* Required work: Show every line of the records below that contains the word "Comments".

* Records provided:
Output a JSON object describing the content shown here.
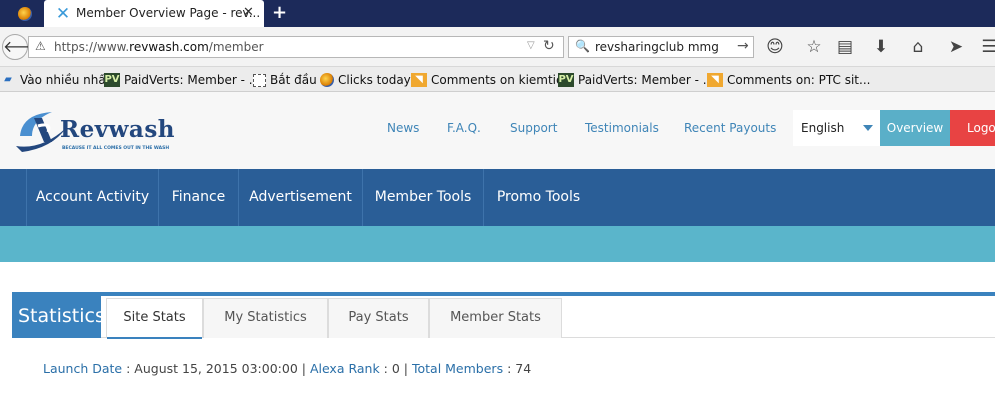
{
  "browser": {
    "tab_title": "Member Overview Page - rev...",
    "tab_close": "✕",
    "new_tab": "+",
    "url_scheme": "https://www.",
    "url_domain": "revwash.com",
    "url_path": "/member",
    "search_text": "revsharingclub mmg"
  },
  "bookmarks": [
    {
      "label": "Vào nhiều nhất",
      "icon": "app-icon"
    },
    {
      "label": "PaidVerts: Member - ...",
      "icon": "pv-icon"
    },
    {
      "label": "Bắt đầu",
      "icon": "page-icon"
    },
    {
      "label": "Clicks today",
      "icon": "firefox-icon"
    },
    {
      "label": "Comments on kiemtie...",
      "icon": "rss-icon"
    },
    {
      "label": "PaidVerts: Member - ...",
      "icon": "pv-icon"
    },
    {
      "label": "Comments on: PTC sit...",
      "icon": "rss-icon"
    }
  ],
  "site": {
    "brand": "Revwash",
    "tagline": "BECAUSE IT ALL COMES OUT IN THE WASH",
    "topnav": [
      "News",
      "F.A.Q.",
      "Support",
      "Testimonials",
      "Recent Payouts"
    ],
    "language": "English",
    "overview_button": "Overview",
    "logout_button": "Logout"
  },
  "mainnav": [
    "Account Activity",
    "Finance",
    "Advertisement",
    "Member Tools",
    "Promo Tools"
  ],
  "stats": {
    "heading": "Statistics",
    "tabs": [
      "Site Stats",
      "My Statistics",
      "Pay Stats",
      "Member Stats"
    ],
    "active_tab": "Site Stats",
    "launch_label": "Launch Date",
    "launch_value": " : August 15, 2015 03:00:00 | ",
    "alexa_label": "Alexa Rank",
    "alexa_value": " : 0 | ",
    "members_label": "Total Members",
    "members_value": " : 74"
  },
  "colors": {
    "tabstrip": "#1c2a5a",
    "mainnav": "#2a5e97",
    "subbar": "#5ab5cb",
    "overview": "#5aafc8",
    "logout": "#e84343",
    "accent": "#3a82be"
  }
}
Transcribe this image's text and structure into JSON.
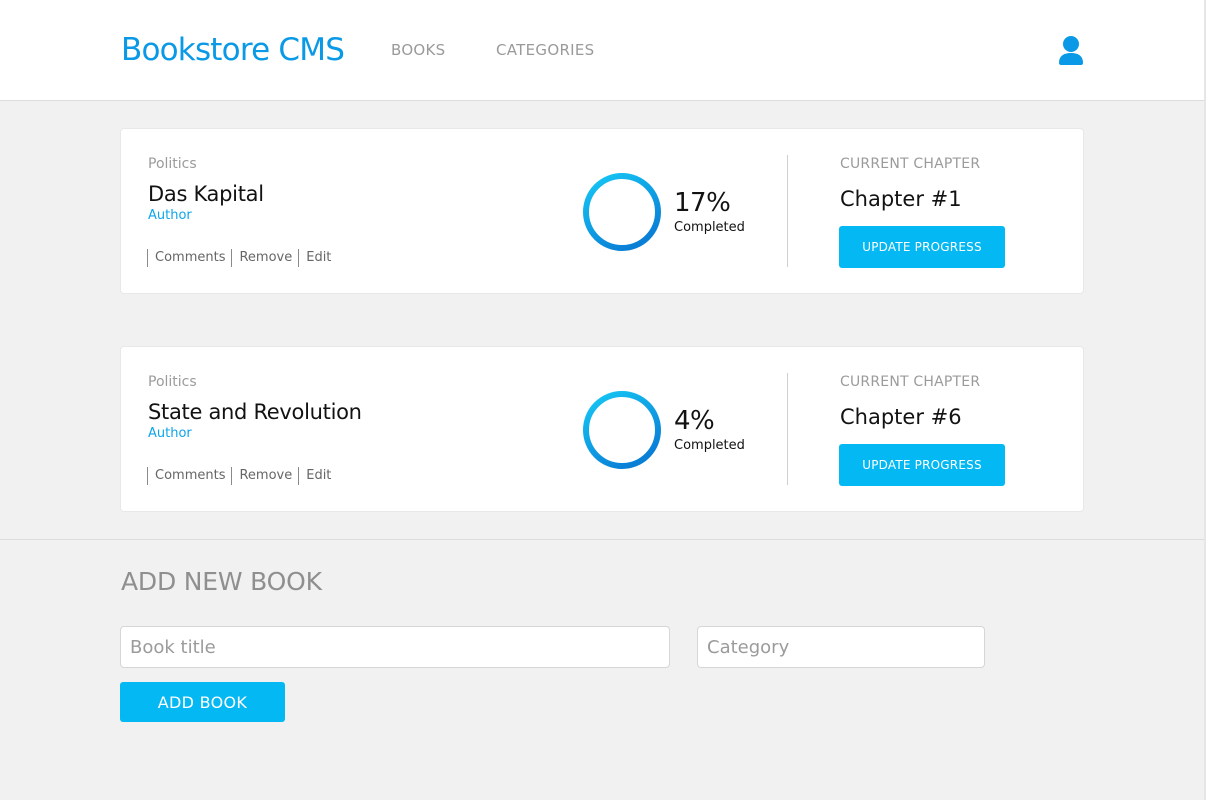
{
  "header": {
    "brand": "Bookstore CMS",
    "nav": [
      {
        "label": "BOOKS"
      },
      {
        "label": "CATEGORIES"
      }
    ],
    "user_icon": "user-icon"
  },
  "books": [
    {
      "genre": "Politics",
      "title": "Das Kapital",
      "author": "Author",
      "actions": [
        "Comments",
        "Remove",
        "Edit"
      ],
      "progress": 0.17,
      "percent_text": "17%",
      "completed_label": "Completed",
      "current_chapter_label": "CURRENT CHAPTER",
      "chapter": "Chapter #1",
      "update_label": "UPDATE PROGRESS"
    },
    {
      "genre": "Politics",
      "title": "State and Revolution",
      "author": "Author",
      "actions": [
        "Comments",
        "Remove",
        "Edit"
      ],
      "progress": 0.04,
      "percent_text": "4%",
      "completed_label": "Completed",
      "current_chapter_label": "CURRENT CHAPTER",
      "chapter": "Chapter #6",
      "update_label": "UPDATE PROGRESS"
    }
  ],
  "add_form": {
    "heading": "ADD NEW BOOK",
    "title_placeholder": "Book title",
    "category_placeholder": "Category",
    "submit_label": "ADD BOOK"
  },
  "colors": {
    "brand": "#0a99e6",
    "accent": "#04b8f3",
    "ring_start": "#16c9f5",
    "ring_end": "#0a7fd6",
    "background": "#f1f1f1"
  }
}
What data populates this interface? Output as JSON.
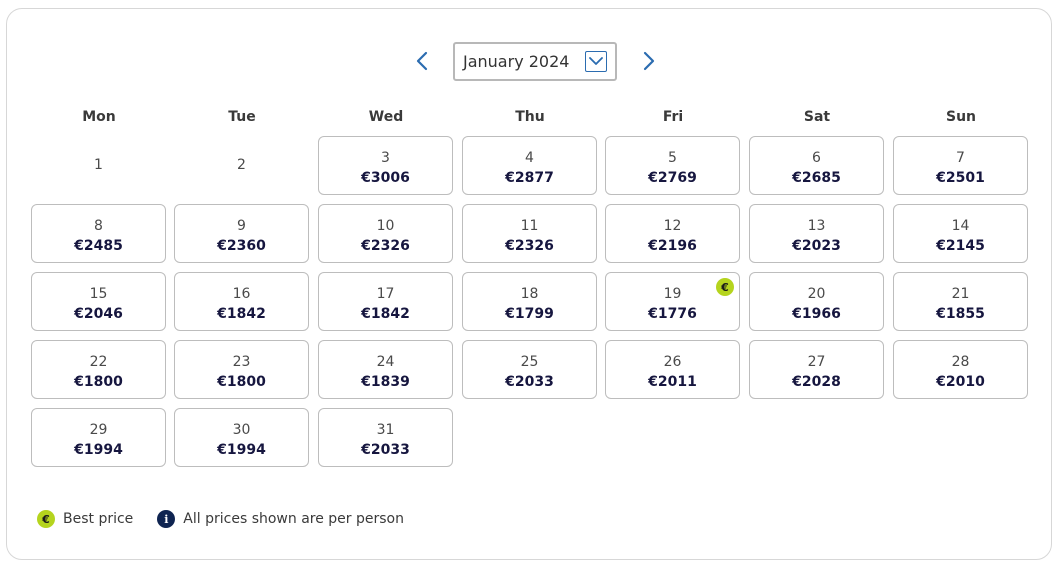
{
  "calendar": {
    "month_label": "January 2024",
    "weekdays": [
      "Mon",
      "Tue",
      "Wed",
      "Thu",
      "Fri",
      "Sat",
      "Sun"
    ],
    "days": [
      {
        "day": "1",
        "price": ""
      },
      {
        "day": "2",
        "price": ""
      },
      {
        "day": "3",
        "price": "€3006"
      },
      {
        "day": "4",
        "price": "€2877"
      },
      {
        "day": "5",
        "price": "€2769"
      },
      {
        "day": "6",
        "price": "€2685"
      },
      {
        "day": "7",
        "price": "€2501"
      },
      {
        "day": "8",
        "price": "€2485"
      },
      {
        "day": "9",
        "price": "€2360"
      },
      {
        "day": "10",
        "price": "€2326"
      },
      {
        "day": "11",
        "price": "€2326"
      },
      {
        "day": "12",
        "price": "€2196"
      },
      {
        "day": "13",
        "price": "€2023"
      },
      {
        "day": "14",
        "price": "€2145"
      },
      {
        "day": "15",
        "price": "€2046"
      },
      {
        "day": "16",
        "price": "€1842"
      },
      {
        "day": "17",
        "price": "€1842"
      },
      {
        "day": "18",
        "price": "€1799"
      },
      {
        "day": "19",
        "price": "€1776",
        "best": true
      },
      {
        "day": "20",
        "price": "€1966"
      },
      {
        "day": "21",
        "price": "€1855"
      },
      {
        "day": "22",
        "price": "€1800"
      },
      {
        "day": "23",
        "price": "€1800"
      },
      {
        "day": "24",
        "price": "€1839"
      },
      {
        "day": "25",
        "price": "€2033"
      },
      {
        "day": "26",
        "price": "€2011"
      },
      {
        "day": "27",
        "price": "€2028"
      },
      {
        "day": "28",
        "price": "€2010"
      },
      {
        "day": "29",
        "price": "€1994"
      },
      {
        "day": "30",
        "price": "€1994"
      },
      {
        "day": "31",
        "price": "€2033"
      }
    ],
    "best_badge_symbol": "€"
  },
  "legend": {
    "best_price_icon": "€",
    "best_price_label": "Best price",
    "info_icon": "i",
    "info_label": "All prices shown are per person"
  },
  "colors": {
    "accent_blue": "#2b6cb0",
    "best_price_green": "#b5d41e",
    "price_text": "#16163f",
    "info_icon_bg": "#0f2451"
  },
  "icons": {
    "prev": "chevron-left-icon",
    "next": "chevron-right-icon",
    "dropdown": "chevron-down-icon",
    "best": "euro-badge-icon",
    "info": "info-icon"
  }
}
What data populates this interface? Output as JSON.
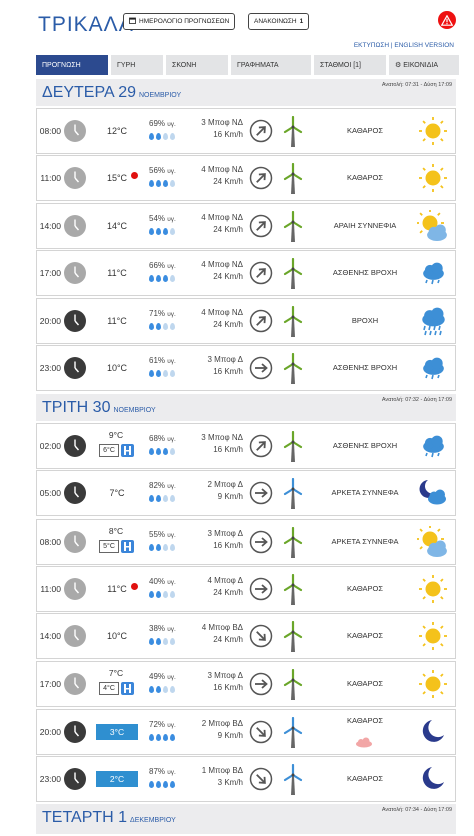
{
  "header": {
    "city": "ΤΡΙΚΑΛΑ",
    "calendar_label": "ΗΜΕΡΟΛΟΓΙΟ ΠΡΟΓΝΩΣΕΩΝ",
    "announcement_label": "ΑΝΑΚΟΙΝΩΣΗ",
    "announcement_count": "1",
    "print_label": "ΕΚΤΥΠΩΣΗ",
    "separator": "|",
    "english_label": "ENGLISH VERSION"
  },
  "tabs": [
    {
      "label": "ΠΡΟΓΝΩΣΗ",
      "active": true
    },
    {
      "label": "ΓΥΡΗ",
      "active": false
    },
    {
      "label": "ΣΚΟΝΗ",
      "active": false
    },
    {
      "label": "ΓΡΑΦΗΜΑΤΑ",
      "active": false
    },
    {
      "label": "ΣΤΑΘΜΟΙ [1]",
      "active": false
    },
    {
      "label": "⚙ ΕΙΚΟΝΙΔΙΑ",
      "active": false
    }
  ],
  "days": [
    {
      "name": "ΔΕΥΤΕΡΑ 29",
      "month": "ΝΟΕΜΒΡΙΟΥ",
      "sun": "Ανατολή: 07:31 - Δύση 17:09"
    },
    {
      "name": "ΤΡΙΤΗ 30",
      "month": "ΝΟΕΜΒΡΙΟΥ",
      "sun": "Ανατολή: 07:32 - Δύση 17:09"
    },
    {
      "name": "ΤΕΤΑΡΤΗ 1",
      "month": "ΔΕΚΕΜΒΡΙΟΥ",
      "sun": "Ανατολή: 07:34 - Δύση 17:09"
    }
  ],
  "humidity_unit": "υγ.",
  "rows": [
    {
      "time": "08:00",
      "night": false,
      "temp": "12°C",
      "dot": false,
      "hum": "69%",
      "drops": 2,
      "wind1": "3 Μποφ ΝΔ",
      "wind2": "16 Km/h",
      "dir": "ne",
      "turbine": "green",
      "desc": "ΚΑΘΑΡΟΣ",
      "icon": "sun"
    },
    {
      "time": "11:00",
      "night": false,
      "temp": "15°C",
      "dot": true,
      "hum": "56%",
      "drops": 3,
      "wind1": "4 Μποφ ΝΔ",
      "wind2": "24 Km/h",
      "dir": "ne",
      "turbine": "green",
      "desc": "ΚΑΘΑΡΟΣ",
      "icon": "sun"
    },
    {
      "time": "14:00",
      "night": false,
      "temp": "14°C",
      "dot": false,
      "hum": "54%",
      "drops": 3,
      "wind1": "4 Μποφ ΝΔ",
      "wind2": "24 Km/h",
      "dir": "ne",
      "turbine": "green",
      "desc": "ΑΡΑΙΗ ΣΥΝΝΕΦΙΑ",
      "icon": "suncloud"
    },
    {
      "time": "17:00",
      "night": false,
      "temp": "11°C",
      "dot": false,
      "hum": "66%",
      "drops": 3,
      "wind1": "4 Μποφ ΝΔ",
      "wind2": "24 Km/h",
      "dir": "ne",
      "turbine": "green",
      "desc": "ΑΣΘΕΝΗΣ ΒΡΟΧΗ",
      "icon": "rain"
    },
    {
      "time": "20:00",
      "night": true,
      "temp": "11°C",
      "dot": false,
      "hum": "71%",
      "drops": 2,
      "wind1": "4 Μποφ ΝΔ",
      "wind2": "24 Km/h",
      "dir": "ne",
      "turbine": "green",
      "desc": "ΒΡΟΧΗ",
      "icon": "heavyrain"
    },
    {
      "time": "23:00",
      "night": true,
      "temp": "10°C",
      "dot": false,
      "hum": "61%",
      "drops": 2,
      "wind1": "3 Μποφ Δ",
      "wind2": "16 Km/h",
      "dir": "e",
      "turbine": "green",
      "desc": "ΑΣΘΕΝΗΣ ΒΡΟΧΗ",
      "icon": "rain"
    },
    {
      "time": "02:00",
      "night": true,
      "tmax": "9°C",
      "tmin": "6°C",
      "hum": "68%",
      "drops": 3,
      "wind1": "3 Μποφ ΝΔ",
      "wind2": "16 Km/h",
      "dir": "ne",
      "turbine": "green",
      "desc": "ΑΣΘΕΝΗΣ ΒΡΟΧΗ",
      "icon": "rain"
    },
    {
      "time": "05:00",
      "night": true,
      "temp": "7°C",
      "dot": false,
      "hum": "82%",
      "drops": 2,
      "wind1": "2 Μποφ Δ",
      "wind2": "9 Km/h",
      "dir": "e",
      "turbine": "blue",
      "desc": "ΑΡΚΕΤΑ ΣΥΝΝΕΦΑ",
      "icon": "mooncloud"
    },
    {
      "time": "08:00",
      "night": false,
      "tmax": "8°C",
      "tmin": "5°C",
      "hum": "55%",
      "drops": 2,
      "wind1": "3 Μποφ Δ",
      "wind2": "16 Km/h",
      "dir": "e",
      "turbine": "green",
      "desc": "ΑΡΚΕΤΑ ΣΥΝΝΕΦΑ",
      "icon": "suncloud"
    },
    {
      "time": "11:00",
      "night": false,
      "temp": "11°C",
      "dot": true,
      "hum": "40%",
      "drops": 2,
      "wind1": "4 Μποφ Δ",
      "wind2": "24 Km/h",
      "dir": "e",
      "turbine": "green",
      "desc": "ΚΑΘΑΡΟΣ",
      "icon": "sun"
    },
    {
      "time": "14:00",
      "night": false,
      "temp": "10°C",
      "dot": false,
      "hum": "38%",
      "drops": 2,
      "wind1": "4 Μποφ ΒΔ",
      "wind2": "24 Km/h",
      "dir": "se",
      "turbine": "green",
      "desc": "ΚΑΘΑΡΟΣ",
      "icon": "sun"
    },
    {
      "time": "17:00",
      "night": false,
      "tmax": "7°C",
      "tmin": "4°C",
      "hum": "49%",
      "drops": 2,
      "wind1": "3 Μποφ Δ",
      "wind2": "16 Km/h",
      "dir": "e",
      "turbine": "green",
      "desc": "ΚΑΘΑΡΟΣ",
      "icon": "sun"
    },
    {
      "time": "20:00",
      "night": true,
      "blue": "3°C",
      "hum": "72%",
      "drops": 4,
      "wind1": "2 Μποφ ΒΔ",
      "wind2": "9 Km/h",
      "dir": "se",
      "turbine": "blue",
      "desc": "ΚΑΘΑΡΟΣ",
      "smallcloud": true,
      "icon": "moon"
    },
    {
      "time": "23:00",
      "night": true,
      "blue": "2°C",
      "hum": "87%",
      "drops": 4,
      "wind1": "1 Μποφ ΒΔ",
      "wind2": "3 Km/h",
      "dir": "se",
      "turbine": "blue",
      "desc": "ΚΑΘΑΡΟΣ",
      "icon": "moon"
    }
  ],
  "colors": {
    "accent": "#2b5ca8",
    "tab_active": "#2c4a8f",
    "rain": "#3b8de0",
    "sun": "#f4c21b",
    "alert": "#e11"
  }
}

* The response:
      "label": "Comments on kiemtie...",
      "label": "Comments on: PTC sit...",
        "Comments",
        "Comments",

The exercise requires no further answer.